>> Begin Data supplied
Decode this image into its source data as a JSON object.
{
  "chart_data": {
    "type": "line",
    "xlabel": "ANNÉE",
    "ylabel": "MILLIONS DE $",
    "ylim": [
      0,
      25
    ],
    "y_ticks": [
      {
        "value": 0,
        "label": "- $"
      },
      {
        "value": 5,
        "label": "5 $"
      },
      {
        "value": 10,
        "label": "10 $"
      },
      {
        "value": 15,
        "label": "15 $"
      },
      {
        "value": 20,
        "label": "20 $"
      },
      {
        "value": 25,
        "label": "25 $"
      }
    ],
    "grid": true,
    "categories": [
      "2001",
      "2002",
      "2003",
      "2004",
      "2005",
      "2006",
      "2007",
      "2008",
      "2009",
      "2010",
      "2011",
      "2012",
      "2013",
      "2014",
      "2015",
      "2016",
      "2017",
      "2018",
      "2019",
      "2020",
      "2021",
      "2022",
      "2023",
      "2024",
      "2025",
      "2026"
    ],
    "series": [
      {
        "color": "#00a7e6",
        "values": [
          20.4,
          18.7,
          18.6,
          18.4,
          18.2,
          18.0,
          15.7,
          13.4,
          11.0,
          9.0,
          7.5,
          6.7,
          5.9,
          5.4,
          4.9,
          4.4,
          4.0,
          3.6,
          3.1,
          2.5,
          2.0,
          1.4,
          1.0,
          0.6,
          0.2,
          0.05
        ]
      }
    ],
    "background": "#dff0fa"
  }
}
>> End Data supplied
>> Begin Data supplied
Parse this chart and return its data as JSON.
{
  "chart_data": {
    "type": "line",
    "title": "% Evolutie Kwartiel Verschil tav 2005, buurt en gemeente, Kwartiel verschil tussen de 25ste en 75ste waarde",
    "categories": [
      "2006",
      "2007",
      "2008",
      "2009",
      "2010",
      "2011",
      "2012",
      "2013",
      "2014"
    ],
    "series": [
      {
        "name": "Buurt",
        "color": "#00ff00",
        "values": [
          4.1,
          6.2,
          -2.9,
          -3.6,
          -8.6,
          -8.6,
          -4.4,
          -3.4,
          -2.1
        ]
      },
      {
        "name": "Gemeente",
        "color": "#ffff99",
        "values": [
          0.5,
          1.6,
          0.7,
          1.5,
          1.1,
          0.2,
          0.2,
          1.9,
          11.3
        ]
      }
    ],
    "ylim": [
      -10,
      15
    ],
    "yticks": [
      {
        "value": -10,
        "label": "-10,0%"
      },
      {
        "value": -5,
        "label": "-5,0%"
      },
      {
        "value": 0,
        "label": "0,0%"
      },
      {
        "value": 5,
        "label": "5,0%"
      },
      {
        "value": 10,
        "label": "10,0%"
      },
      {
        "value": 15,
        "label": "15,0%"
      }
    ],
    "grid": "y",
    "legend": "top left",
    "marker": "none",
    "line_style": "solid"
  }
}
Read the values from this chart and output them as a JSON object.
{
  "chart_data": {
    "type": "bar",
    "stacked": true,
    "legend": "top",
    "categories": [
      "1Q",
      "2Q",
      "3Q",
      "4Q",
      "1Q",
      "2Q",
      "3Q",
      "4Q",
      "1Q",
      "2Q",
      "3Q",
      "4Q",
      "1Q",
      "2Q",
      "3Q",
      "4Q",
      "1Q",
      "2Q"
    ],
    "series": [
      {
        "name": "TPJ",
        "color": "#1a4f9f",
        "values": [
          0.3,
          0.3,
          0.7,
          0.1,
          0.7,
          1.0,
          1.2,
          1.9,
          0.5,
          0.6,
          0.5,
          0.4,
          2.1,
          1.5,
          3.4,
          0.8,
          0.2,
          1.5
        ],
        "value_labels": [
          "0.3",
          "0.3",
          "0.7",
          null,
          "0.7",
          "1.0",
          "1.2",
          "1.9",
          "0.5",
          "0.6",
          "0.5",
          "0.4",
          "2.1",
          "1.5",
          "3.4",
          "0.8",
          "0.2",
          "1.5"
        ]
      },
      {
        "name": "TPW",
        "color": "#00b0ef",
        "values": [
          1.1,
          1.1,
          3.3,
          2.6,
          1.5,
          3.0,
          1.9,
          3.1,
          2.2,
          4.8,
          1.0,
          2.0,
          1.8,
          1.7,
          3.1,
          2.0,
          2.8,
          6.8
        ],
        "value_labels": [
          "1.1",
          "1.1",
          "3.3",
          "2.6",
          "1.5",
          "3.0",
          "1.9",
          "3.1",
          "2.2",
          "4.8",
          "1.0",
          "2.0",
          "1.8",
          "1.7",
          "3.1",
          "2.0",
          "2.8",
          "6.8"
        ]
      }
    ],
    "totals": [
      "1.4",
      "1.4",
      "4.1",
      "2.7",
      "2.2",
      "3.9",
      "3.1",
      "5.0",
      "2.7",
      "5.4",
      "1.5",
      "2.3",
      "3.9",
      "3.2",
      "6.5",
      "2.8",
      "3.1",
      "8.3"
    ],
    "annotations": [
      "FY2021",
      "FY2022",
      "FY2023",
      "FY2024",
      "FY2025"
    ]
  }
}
>> End Data supplied
## Exercise prompt
Collect every line above that contains the word "this".

## Response to the task
Decode this image into its source data as a JSON object.
Parse this chart and return its data as JSON.
Read the values from this chart and output them as a JSON object.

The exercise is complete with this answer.